* Start Provided material *

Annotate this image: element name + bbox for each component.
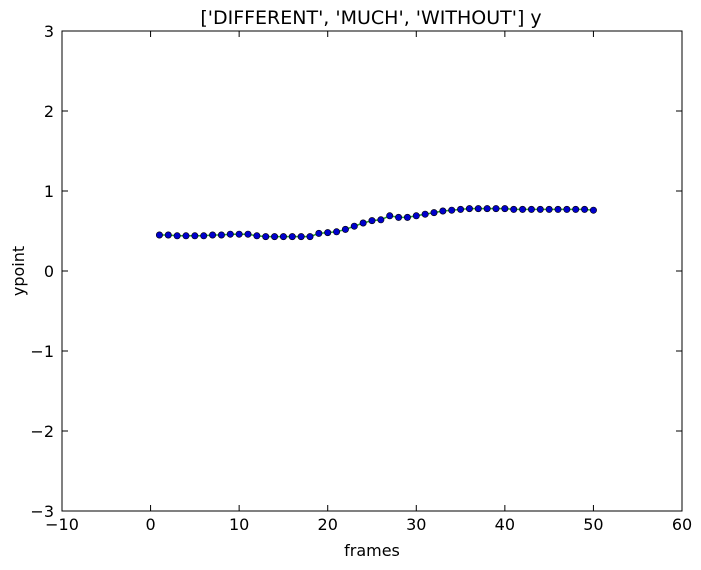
data-point: [191, 232, 199, 240]
data-point: [430, 209, 438, 217]
x-tick-label: 0: [145, 515, 155, 534]
series-layer: [155, 205, 597, 241]
y-tick-label: −2: [30, 422, 54, 441]
x-tick-label: 50: [583, 515, 603, 534]
y-tick-label: −3: [30, 502, 54, 521]
data-point: [164, 231, 172, 239]
data-point: [581, 205, 589, 213]
data-point: [510, 205, 518, 213]
data-point: [527, 205, 535, 213]
data-point: [457, 205, 465, 213]
y-axis-label: ypoint: [9, 246, 28, 296]
data-point: [386, 212, 394, 220]
data-point: [315, 229, 323, 237]
data-point: [554, 205, 562, 213]
data-point: [412, 212, 420, 220]
x-tick-label: 40: [495, 515, 515, 534]
data-point: [572, 205, 580, 213]
x-tick-label: 10: [229, 515, 249, 534]
chart-title: ['DIFFERENT', 'MUCH', 'WITHOUT'] y: [200, 7, 541, 29]
data-point: [377, 216, 385, 224]
x-tick-label: 20: [318, 515, 338, 534]
data-point: [297, 233, 305, 241]
data-point: [563, 205, 571, 213]
data-point: [395, 213, 403, 221]
data-point: [341, 225, 349, 233]
data-point: [324, 229, 332, 237]
data-point: [279, 233, 287, 241]
data-point: [403, 213, 411, 221]
data-point: [589, 206, 597, 214]
data-point: [217, 231, 225, 239]
data-point: [306, 233, 314, 241]
data-point: [262, 233, 270, 241]
data-point: [492, 205, 500, 213]
y-tick-label: 1: [44, 182, 54, 201]
data-point: [421, 210, 429, 218]
data-point: [483, 205, 491, 213]
data-point: [333, 228, 341, 236]
data-point: [465, 205, 473, 213]
data-point: [519, 205, 527, 213]
data-point: [226, 230, 234, 238]
data-point: [173, 232, 181, 240]
x-tick-label: −10: [45, 515, 79, 534]
data-point: [448, 206, 456, 214]
data-point: [350, 222, 358, 230]
data-point: [182, 232, 190, 240]
x-tick-label: 60: [672, 515, 692, 534]
x-tick-label: 30: [406, 515, 426, 534]
data-point: [209, 231, 217, 239]
data-point: [253, 232, 261, 240]
data-point: [288, 233, 296, 241]
data-point: [155, 231, 163, 239]
data-point: [474, 205, 482, 213]
data-point: [244, 230, 252, 238]
data-point: [439, 207, 447, 215]
axes-frame: [61, 30, 683, 512]
data-point: [359, 219, 367, 227]
y-tick-label: 3: [44, 22, 54, 41]
data-point: [200, 232, 208, 240]
data-point: [536, 205, 544, 213]
x-axis-label: frames: [344, 541, 400, 560]
data-point: [501, 205, 509, 213]
data-point: [545, 205, 553, 213]
data-point: [235, 230, 243, 238]
data-point: [271, 233, 279, 241]
y-tick-label: 0: [44, 262, 54, 281]
data-point: [368, 217, 376, 225]
y-tick-label: −1: [30, 342, 54, 361]
y-tick-label: 2: [44, 102, 54, 121]
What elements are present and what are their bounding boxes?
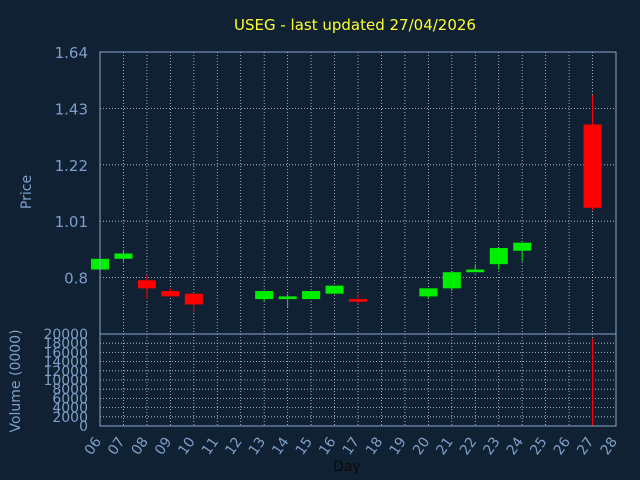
price-panel: 1.64 1.43 1.22 1.01 0.8	[55, 44, 617, 335]
candle-body	[137, 280, 156, 289]
volume-tick-label: 10000	[43, 373, 88, 389]
candle-body	[466, 269, 485, 273]
price-tick-label: 1.43	[55, 100, 88, 118]
candle-body	[419, 288, 438, 297]
volume-tick-label: 12000	[43, 364, 88, 380]
volume-tick-label: 2000	[52, 410, 88, 426]
volume-tick-label: 20000	[43, 327, 88, 343]
candle-body	[184, 293, 203, 305]
candle-body	[161, 291, 180, 297]
price-axis-label: Price	[19, 175, 35, 209]
candle-body	[114, 253, 133, 259]
price-tick-label: 1.64	[55, 44, 88, 62]
volume-tick-label: 14000	[43, 355, 88, 371]
chart-title: USEG - last updated 27/04/2026	[234, 16, 476, 34]
volume-tick-label: 4000	[52, 401, 88, 417]
volume-tick-label: 8000	[52, 382, 88, 398]
candle-body	[349, 299, 367, 302]
volume-frame	[99, 333, 617, 427]
volume-axis-label: Volume (0000)	[8, 329, 24, 432]
candle-body	[442, 272, 461, 289]
price-tick-label: 1.22	[55, 157, 88, 175]
volume-tick-label: 18000	[43, 336, 88, 352]
price-tick-label: 1.01	[55, 213, 88, 231]
candle-body	[489, 248, 508, 265]
candle-body	[513, 242, 532, 251]
candle-body	[302, 291, 321, 300]
candle-body	[255, 291, 274, 300]
volume-tick-label: 16000	[43, 345, 88, 361]
volume-panel: 2000018000160001400012000100008000600040…	[43, 327, 621, 458]
volume-tick-label: 0	[79, 419, 88, 435]
candle-body	[325, 285, 344, 294]
price-tick-label: 0.8	[64, 270, 88, 288]
candle-body	[583, 124, 602, 208]
candle-body	[278, 296, 297, 300]
x-axis-label: Day	[333, 459, 361, 475]
volume-tick-label: 6000	[52, 391, 88, 407]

* End Provided material *

Directions: Reproduce every line of the entries above verbatim, omitting the pictures.

Answer in full:
Annotate this image: element name + bbox for each component.
data-point: [191, 232, 199, 240]
data-point: [430, 209, 438, 217]
x-tick-label: 0: [145, 515, 155, 534]
series-layer: [155, 205, 597, 241]
y-tick-label: −2: [30, 422, 54, 441]
x-tick-label: 50: [583, 515, 603, 534]
y-tick-label: −3: [30, 502, 54, 521]
data-point: [164, 231, 172, 239]
data-point: [581, 205, 589, 213]
data-point: [510, 205, 518, 213]
data-point: [527, 205, 535, 213]
data-point: [457, 205, 465, 213]
y-axis-label: ypoint: [9, 246, 28, 296]
data-point: [386, 212, 394, 220]
data-point: [315, 229, 323, 237]
data-point: [554, 205, 562, 213]
data-point: [412, 212, 420, 220]
x-tick-label: 40: [495, 515, 515, 534]
data-point: [572, 205, 580, 213]
x-tick-label: 10: [229, 515, 249, 534]
chart-title: ['DIFFERENT', 'MUCH', 'WITHOUT'] y: [200, 7, 541, 29]
data-point: [377, 216, 385, 224]
x-tick-label: 20: [318, 515, 338, 534]
data-point: [297, 233, 305, 241]
data-point: [563, 205, 571, 213]
data-point: [395, 213, 403, 221]
data-point: [341, 225, 349, 233]
data-point: [324, 229, 332, 237]
data-point: [279, 233, 287, 241]
data-point: [403, 213, 411, 221]
data-point: [589, 206, 597, 214]
data-point: [217, 231, 225, 239]
data-point: [306, 233, 314, 241]
data-point: [262, 233, 270, 241]
data-point: [492, 205, 500, 213]
y-tick-label: 1: [44, 182, 54, 201]
data-point: [421, 210, 429, 218]
data-point: [483, 205, 491, 213]
data-point: [333, 228, 341, 236]
data-point: [465, 205, 473, 213]
data-point: [519, 205, 527, 213]
data-point: [226, 230, 234, 238]
data-point: [173, 232, 181, 240]
x-tick-label: −10: [45, 515, 79, 534]
data-point: [448, 206, 456, 214]
data-point: [350, 222, 358, 230]
data-point: [182, 232, 190, 240]
x-tick-label: 60: [672, 515, 692, 534]
x-tick-label: 30: [406, 515, 426, 534]
data-point: [209, 231, 217, 239]
data-point: [253, 232, 261, 240]
data-point: [288, 233, 296, 241]
data-point: [155, 231, 163, 239]
data-point: [474, 205, 482, 213]
data-point: [244, 230, 252, 238]
data-point: [439, 207, 447, 215]
axes-frame: [61, 30, 683, 512]
data-point: [359, 219, 367, 227]
y-tick-label: 3: [44, 22, 54, 41]
data-point: [200, 232, 208, 240]
data-point: [536, 205, 544, 213]
x-axis-label: frames: [344, 541, 400, 560]
data-point: [501, 205, 509, 213]
data-point: [545, 205, 553, 213]
data-point: [235, 230, 243, 238]
data-point: [271, 233, 279, 241]
y-tick-label: 0: [44, 262, 54, 281]
data-point: [368, 217, 376, 225]
y-tick-label: −1: [30, 342, 54, 361]
y-tick-label: 2: [44, 102, 54, 121]
What elements are present and what are their bounding boxes?
price-panel: 1.64 1.43 1.22 1.01 0.8	[55, 44, 617, 335]
candle-body	[137, 280, 156, 289]
volume-tick-label: 10000	[43, 373, 88, 389]
candle-body	[466, 269, 485, 273]
price-tick-label: 1.43	[55, 100, 88, 118]
candle-body	[419, 288, 438, 297]
volume-tick-label: 12000	[43, 364, 88, 380]
volume-tick-label: 2000	[52, 410, 88, 426]
volume-tick-label: 20000	[43, 327, 88, 343]
candle-body	[184, 293, 203, 305]
candle-body	[161, 291, 180, 297]
price-axis-label: Price	[19, 175, 35, 209]
candle-body	[114, 253, 133, 259]
price-tick-label: 1.64	[55, 44, 88, 62]
volume-tick-label: 14000	[43, 355, 88, 371]
chart-title: USEG - last updated 27/04/2026	[234, 16, 476, 34]
volume-tick-label: 4000	[52, 401, 88, 417]
volume-tick-label: 8000	[52, 382, 88, 398]
candle-body	[349, 299, 367, 302]
volume-frame	[99, 333, 617, 427]
volume-axis-label: Volume (0000)	[8, 329, 24, 432]
candle-body	[442, 272, 461, 289]
price-tick-label: 1.22	[55, 157, 88, 175]
volume-tick-label: 18000	[43, 336, 88, 352]
price-tick-label: 1.01	[55, 213, 88, 231]
candle-body	[489, 248, 508, 265]
candle-body	[513, 242, 532, 251]
candle-body	[302, 291, 321, 300]
candle-body	[255, 291, 274, 300]
volume-tick-label: 16000	[43, 345, 88, 361]
volume-panel: 2000018000160001400012000100008000600040…	[43, 327, 621, 458]
volume-tick-label: 0	[79, 419, 88, 435]
candle-body	[325, 285, 344, 294]
price-tick-label: 0.8	[64, 270, 88, 288]
candle-body	[583, 124, 602, 208]
candle-body	[278, 296, 297, 300]
x-axis-label: Day	[333, 459, 361, 475]
volume-tick-label: 6000	[52, 391, 88, 407]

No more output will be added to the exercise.